> _REQUEST_
Answer these from the arXiv search reference below, one line each:
(a) What is the default output directory for Markdown note generation?
(b) What delay does arXiv recommend between consecutive API requests?
(c) Which option overwrites existing files when generating notes?

> _SOURCE PASSAGE_
— BEGIN —

Exact phrase Add --phrase
Recent submissions --sort submittedDate --order descending
Relative date filter --days 30 with local post-filtering
Category filter --category cs.LG
ID lookup --ids 2501.01234,2406.00001
Write local notes skills/arxiv-search/scripts/summarize 2501.01234 --output-dir arxiv-summaries
Network timeout --timeout 20
Pacing wait about 3 seconds between repeated requests
Help skills/arxiv-search/scripts/search --help

Input Requirements

  • Python 3
  • A search query or one or more arXiv IDs
  • Reasonable request pacing for repeated calls:
    • arXiv recommends a 3-second delay between consecutive API requests
    • cache identical queries instead of refetching them repeatedly in one session
  • For Markdown note generation:
    • one or more arXiv IDs
    • optional --output-dir (default: arxiv-summaries)
    • optional --force to overwrite existing files
  • Optional search modifiers:
    • --phrase to treat the full plain-text query as one phrase
    • --category <cat> to constrain by arXiv category
    • --days <N> for a recent-submission window, applied locally to returned published timestamps
    • --sort relevance|lastUpdatedDate|submittedDate
    • --order ascending|descending
    • --start <N> for paging
    • --timeout <seconds> when the network is slow or partially blocked
  • When writing raw queries, use official arXiv field prefixes and operators:
    • ti, au, abs, co, jr, cat, rn, all
    • AND, OR, ANDNOT
  • For author-specific searches, prefer separate raw au: queries for the full name and abbreviated-first-name form rather than a single merged query.

— END —

> _DATASET ENTRIES_

— BEGIN —

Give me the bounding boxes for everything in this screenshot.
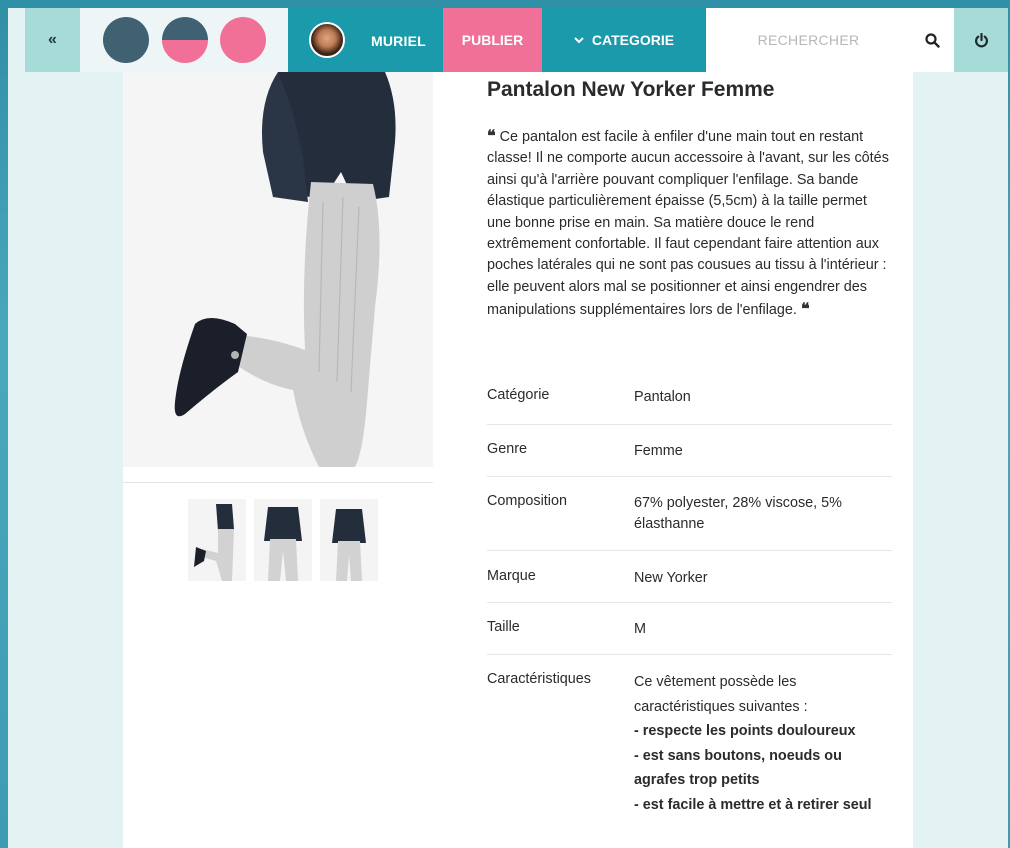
thumbnail-front-view[interactable] — [320, 499, 378, 581]
characteristic-item: - respecte les points douloureux — [634, 723, 856, 739]
spec-value: Pantalon — [634, 389, 691, 405]
color-theme-selector — [80, 8, 288, 72]
gallery-divider — [123, 482, 433, 483]
chevron-down-icon — [574, 36, 584, 43]
search-box — [706, 8, 954, 72]
logout-button[interactable] — [954, 8, 1008, 72]
search-icon — [925, 32, 940, 48]
spec-row-category: Catégorie Pantalon — [487, 373, 892, 425]
characteristic-item: - est facile à mettre et à retirer seul — [634, 796, 872, 813]
theme-swatch-dark-blue[interactable] — [103, 17, 149, 63]
spec-label: Catégorie — [487, 387, 550, 403]
spec-row-composition: Composition 67% polyester, 28% viscose, … — [487, 477, 892, 551]
user-profile-tab[interactable]: MURIEL — [288, 8, 443, 72]
spec-row-characteristics: Caractéristiques Ce vêtement possède les… — [487, 655, 892, 848]
quote-open-icon: ❝ — [487, 126, 496, 145]
spec-label: Taille — [487, 619, 520, 635]
characteristic-item: - est sans boutons, noeuds ou agrafes tr… — [634, 747, 842, 789]
specs-table: Catégorie Pantalon Genre Femme Compositi… — [487, 373, 892, 848]
theme-swatch-blue-pink[interactable] — [162, 17, 208, 63]
publish-button[interactable]: PUBLIER — [443, 8, 542, 72]
spec-row-brand: Marque New Yorker — [487, 551, 892, 603]
product-main-image — [123, 72, 433, 467]
product-detail-card: Pantalon New Yorker Femme ❝ Ce pantalon … — [123, 72, 913, 848]
thumbnail-side-pose[interactable] — [188, 499, 246, 581]
thumbnail-back-view[interactable] — [254, 499, 312, 581]
characteristics-list: Ce vêtement possède les caractéristiques… — [634, 670, 892, 817]
user-name: MURIEL — [371, 33, 426, 49]
category-dropdown[interactable]: CATEGORIE — [542, 8, 706, 72]
spec-label: Composition — [487, 493, 567, 509]
spec-row-gender: Genre Femme — [487, 425, 892, 477]
double-chevron-left-icon: « — [48, 31, 57, 48]
spec-value: 67% polyester, 28% viscose, 5% élasthann… — [634, 495, 842, 532]
product-description: ❝ Ce pantalon est facile à enfiler d'une… — [487, 125, 892, 322]
category-label: CATEGORIE — [591, 32, 675, 48]
spec-row-size: Taille M — [487, 603, 892, 655]
thumbnail-strip — [188, 499, 378, 581]
spec-label: Marque — [487, 568, 536, 584]
app-viewport: « MURIEL PUBLIER CATEGORIE RECHERCHER Pa… — [8, 8, 1008, 848]
spec-label: Genre — [487, 441, 527, 457]
search-button[interactable] — [911, 8, 954, 72]
spec-value: M — [634, 621, 646, 637]
product-photo-illustration — [123, 72, 433, 467]
top-navigation-bar: « MURIEL PUBLIER CATEGORIE — [8, 8, 1008, 72]
avatar — [309, 22, 345, 58]
spec-value: New Yorker — [634, 570, 708, 586]
theme-swatch-pink[interactable] — [220, 17, 266, 63]
description-text: Ce pantalon est facile à enfiler d'une m… — [487, 129, 889, 319]
product-title: Pantalon New Yorker Femme — [487, 78, 775, 101]
characteristics-intro: Ce vêtement possède les caractéristiques… — [634, 674, 808, 715]
power-icon — [974, 32, 988, 47]
collapse-menu-button[interactable]: « — [25, 8, 80, 72]
spec-label: Caractéristiques — [487, 671, 591, 687]
search-input[interactable] — [706, 8, 911, 72]
quote-close-icon: ❝ — [800, 299, 810, 319]
publish-label: PUBLIER — [461, 32, 524, 48]
spec-value: Femme — [634, 443, 683, 459]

— END —

> _COMPLETE OUTPUT_
(a) arxiv-summaries
(b) A 3-second delay
(c) --force